## WHAT YOU HAVE TO DO
From the data that follows, report how many lines hold the string "name", giving only the number.

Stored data
==================================================

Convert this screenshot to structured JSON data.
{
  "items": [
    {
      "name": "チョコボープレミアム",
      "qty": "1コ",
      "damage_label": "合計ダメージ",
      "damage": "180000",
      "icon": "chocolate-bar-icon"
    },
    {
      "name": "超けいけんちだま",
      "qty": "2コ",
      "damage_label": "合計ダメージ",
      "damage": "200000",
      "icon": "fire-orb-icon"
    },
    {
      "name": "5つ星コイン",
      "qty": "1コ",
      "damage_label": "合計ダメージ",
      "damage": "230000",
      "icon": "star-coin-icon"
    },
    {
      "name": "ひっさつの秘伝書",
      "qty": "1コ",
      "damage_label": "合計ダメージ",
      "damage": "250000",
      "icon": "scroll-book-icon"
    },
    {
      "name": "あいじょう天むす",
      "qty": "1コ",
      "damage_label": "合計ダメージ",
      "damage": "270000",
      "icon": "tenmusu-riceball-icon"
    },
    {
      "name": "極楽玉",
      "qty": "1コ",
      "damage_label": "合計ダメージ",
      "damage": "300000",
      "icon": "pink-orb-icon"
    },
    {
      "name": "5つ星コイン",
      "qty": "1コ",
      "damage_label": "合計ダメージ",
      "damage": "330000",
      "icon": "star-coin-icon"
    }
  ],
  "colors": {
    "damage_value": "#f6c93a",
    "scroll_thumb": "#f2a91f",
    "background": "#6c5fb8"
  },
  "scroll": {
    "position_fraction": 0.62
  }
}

==================================================

## EXERCISE ANSWER
7